# Listed records:
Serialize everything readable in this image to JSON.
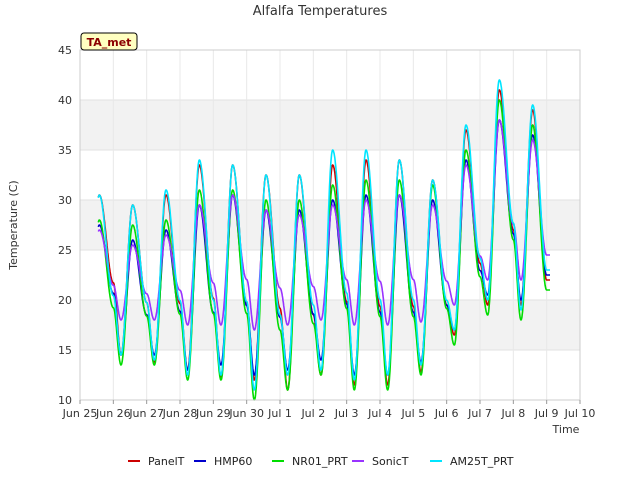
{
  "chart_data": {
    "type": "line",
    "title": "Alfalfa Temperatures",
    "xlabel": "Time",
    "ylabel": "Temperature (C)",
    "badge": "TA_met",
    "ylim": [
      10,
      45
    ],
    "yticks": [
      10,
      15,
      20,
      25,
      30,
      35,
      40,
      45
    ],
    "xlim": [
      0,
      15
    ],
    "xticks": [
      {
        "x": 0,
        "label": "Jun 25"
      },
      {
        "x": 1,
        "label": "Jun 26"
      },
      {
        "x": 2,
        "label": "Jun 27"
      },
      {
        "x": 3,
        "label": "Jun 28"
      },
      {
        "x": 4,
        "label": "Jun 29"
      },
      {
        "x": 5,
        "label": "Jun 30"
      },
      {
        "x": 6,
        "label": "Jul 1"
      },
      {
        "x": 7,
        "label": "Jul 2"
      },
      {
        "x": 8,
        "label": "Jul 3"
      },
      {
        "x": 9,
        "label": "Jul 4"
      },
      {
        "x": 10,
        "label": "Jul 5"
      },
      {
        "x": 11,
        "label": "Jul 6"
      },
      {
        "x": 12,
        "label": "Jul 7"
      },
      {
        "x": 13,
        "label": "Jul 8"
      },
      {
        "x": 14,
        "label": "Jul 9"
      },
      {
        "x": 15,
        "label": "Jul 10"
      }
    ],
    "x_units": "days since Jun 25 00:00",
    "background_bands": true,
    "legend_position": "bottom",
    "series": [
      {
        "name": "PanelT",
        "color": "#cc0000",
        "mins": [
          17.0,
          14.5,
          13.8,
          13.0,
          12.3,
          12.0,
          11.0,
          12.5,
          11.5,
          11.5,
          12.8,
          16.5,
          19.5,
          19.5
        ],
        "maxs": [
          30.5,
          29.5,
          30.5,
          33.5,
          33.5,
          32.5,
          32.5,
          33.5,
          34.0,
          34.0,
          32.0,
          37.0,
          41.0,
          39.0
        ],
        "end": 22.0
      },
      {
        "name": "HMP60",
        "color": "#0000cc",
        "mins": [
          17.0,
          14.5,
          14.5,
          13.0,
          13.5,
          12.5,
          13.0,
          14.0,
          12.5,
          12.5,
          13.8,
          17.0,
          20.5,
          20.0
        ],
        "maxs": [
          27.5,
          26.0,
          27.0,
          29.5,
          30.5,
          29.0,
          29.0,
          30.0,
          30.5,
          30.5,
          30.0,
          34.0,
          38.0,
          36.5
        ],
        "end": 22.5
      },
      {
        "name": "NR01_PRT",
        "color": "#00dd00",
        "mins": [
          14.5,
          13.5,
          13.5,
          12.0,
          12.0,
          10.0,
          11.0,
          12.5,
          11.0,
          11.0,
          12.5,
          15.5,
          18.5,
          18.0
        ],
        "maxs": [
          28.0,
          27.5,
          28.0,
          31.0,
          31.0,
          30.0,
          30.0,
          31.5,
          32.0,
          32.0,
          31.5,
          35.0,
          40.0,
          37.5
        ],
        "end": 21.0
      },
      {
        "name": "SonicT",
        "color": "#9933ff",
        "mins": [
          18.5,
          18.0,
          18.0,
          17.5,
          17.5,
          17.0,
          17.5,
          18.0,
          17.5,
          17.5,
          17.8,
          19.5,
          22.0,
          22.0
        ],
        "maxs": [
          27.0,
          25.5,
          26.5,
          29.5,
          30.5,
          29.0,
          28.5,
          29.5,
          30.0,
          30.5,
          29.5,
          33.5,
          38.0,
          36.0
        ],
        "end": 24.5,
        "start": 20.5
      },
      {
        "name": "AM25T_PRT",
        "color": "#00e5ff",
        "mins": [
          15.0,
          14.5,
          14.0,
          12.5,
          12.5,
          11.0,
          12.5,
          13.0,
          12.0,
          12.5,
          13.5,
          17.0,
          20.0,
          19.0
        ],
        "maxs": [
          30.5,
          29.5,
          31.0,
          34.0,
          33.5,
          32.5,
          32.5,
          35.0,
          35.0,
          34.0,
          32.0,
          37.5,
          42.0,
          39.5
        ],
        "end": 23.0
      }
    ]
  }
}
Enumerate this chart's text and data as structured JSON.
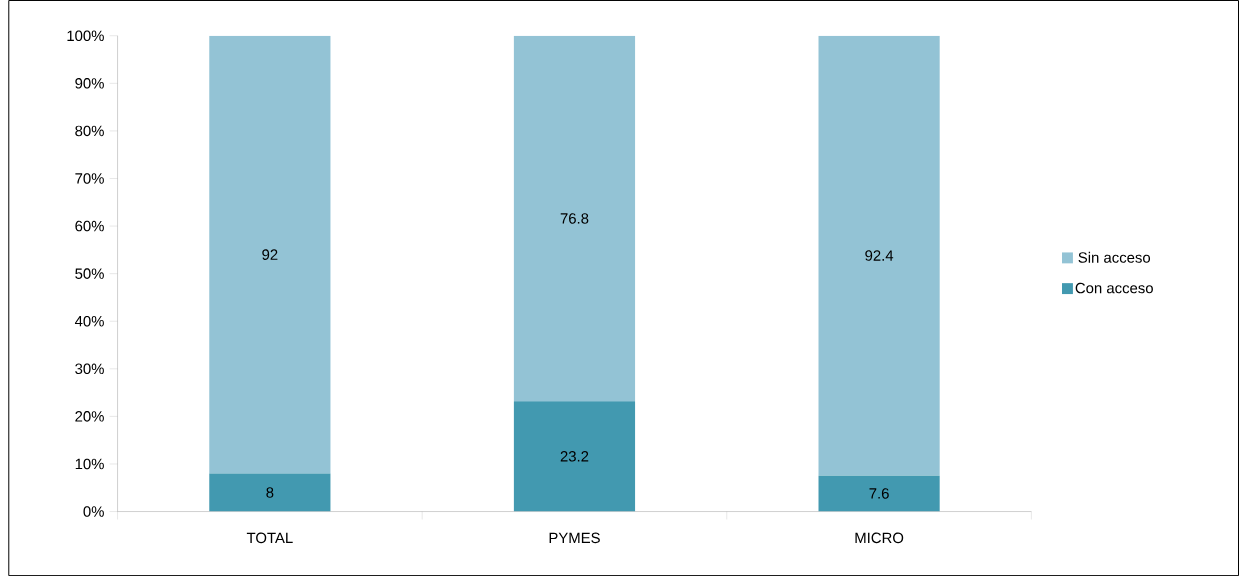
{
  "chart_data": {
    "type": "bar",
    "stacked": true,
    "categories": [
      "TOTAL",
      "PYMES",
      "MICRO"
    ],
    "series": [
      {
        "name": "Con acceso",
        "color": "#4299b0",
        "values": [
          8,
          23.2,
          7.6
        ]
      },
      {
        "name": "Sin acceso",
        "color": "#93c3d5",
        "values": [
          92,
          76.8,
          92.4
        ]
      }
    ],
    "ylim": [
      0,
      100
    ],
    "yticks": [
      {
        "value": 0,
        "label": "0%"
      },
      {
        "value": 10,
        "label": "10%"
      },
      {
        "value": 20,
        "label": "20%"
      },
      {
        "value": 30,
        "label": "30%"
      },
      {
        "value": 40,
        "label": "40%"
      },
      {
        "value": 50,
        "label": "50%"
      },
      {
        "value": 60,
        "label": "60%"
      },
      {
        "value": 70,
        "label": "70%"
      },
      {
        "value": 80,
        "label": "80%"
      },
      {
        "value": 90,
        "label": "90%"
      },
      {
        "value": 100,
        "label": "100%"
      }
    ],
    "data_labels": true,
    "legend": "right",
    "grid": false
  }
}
==
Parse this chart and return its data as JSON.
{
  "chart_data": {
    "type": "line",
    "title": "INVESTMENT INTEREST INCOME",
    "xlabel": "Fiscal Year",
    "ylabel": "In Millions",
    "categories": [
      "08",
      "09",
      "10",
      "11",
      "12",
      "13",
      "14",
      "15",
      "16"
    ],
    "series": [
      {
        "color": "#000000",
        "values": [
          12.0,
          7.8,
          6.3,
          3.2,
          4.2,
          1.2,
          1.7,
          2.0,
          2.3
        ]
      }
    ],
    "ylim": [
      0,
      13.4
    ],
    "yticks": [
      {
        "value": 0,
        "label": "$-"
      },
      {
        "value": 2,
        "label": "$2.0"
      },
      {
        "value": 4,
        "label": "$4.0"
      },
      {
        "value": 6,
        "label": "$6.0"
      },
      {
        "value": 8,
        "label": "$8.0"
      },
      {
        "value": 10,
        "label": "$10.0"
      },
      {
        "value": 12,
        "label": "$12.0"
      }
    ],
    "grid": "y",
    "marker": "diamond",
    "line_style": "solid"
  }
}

# Task goal:
Copy every line of the listing containing the string "ylabel".

# Output of the task:
    "ylabel": "Temperature (C)",
    "ylabel": "In Millions",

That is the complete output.